### AVAILABLE DATA
* * * * *

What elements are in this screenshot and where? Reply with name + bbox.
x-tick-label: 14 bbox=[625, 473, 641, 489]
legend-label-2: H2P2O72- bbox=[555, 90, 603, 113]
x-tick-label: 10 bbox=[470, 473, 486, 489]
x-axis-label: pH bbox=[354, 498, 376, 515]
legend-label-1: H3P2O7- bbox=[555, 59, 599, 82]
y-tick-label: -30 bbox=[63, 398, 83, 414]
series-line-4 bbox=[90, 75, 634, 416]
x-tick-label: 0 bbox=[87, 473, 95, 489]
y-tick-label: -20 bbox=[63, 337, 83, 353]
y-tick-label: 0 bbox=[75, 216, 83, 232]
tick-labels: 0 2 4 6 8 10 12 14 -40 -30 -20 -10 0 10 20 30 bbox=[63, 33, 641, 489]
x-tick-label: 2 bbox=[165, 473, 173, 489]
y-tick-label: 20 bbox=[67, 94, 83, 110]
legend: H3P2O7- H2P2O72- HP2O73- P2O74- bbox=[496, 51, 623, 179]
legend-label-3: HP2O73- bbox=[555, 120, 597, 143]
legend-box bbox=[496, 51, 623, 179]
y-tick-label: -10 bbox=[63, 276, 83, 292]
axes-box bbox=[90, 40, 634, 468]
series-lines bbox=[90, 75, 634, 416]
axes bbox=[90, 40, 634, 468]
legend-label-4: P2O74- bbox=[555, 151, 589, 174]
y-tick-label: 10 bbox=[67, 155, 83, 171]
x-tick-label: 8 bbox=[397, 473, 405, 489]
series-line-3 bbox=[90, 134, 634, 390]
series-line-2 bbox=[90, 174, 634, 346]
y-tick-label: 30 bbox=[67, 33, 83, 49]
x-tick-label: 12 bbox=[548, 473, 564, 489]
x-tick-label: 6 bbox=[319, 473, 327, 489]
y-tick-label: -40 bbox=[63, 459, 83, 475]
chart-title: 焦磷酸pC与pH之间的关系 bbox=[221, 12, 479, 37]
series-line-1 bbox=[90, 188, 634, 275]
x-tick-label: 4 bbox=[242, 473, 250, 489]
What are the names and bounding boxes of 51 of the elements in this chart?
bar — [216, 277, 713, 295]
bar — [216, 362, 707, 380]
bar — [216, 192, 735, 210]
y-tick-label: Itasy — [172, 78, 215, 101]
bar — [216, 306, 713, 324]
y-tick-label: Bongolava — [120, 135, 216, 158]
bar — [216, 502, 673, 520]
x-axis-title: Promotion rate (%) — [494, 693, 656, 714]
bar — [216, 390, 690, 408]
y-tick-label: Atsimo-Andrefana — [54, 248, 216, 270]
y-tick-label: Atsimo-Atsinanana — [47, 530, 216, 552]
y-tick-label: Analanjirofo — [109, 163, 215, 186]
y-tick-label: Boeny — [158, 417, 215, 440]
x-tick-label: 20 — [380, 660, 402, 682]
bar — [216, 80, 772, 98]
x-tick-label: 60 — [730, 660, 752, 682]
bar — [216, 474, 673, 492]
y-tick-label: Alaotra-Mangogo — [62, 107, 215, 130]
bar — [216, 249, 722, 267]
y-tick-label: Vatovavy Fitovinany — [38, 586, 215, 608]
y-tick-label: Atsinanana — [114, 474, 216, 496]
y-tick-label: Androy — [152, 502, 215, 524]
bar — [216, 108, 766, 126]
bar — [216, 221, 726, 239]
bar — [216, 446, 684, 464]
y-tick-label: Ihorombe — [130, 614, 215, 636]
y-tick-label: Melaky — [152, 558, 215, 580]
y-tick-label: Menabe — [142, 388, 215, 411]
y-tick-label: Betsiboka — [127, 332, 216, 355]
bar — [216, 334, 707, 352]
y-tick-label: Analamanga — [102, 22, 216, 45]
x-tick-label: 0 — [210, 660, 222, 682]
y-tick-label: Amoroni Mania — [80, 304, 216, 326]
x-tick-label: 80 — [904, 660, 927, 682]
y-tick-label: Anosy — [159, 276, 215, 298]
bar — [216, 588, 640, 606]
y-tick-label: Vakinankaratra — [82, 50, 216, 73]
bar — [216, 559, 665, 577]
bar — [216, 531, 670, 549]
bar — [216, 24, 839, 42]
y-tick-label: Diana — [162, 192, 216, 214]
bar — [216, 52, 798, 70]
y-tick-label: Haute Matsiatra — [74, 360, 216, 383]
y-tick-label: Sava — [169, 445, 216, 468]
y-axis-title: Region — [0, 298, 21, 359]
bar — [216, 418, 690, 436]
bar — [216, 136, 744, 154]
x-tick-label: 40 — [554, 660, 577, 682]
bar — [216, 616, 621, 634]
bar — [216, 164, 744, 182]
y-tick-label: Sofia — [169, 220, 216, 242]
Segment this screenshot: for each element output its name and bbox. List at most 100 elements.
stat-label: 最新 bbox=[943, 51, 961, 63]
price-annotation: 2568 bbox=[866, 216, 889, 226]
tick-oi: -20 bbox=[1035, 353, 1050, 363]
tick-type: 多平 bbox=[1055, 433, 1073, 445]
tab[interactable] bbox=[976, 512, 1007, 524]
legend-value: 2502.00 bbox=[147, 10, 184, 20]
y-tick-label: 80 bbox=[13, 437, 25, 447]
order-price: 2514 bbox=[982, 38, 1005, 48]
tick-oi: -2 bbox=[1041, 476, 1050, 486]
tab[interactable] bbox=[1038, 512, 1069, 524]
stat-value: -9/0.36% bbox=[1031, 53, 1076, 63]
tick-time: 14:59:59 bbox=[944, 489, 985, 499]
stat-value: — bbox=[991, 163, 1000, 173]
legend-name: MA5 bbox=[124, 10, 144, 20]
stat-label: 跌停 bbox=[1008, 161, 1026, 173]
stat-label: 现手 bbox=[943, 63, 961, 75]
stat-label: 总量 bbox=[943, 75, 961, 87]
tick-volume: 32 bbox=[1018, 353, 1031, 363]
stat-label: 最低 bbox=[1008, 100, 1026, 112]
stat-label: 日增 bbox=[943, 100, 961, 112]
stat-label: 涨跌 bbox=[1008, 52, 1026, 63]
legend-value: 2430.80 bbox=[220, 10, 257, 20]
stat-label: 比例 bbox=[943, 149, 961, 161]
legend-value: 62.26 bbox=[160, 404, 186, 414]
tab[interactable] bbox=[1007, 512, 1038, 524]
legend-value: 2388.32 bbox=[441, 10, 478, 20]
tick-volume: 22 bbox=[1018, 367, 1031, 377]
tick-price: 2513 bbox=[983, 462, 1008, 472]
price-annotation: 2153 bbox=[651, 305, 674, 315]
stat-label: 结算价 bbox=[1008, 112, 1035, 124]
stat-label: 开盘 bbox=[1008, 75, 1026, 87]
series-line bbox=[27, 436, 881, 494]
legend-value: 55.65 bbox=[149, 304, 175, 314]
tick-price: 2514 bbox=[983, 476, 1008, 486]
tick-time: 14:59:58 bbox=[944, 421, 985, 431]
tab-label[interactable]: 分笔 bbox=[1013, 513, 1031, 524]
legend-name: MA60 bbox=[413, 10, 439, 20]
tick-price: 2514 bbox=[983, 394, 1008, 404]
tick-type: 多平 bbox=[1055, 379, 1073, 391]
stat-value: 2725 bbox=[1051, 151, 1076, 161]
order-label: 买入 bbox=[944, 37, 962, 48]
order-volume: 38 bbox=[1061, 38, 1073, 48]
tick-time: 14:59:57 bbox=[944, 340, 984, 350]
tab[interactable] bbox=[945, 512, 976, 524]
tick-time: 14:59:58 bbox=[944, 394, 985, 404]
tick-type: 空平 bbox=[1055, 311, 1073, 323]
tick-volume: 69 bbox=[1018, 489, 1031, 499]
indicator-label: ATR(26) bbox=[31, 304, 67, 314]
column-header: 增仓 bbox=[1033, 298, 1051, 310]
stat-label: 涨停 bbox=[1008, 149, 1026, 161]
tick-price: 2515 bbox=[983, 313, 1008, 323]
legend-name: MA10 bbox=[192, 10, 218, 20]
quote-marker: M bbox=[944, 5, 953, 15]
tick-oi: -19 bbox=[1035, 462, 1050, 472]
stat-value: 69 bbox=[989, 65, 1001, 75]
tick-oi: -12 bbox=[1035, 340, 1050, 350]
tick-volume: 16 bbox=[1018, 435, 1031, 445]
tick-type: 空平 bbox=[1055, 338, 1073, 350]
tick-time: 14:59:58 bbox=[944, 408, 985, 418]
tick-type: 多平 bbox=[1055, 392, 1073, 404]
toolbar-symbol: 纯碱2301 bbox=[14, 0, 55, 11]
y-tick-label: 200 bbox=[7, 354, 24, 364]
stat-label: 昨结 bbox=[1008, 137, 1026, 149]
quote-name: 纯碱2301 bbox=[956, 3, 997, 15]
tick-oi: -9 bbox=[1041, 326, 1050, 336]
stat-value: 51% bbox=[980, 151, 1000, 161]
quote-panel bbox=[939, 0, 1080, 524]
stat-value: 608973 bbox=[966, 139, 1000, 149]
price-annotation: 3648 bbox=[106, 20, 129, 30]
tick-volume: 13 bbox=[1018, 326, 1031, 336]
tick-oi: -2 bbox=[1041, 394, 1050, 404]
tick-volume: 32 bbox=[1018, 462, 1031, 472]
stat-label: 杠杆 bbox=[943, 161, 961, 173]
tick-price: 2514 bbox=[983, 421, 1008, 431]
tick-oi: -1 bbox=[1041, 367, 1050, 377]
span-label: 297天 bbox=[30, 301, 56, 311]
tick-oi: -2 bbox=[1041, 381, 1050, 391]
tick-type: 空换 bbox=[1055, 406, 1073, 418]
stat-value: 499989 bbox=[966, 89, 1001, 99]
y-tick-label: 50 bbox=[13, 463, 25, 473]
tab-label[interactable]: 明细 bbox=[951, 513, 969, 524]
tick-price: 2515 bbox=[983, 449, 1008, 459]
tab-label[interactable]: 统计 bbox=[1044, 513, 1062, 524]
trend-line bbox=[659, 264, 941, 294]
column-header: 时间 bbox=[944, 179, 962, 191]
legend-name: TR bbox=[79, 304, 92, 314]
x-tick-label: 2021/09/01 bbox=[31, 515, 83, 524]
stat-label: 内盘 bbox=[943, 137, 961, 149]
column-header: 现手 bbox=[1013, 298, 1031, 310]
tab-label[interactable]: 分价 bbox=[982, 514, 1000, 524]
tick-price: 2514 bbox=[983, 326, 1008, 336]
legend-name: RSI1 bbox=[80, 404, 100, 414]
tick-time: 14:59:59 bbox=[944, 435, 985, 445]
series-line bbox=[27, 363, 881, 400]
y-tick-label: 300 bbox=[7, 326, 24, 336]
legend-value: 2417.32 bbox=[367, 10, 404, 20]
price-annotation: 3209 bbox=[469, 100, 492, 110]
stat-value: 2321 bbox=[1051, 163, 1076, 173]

* * * * *

### STATED PROBLEM
List the data from its first line through the line that contains "x-tick-label: 8 bbox=[397, 473, 405, 489]", both included, as a numbered list with blank lines omitted.

### ANSWER TO THIS EXERCISE
1. What elements are in this screenshot and where? Reply with name + bbox.
2. x-tick-label: 14 bbox=[625, 473, 641, 489]
3. legend-label-2: H2P2O72- bbox=[555, 90, 603, 113]
4. x-tick-label: 10 bbox=[470, 473, 486, 489]
5. x-axis-label: pH bbox=[354, 498, 376, 515]
6. legend-label-1: H3P2O7- bbox=[555, 59, 599, 82]
7. y-tick-label: -30 bbox=[63, 398, 83, 414]
8. series-line-4 bbox=[90, 75, 634, 416]
9. x-tick-label: 0 bbox=[87, 473, 95, 489]
10. y-tick-label: -20 bbox=[63, 337, 83, 353]
11. y-tick-label: 0 bbox=[75, 216, 83, 232]
12. tick-labels: 0 2 4 6 8 10 12 14 -40 -30 -20 -10 0 10 20 30 bbox=[63, 33, 641, 489]
13. x-tick-label: 2 bbox=[165, 473, 173, 489]
14. y-tick-label: 20 bbox=[67, 94, 83, 110]
15. legend: H3P2O7- H2P2O72- HP2O73- P2O74- bbox=[496, 51, 623, 179]
16. legend-label-3: HP2O73- bbox=[555, 120, 597, 143]
17. legend-box bbox=[496, 51, 623, 179]
18. y-tick-label: -10 bbox=[63, 276, 83, 292]
19. axes-box bbox=[90, 40, 634, 468]
20. series-lines bbox=[90, 75, 634, 416]
21. axes bbox=[90, 40, 634, 468]
22. legend-label-4: P2O74- bbox=[555, 151, 589, 174]
23. y-tick-label: 10 bbox=[67, 155, 83, 171]
24. x-tick-label: 8 bbox=[397, 473, 405, 489]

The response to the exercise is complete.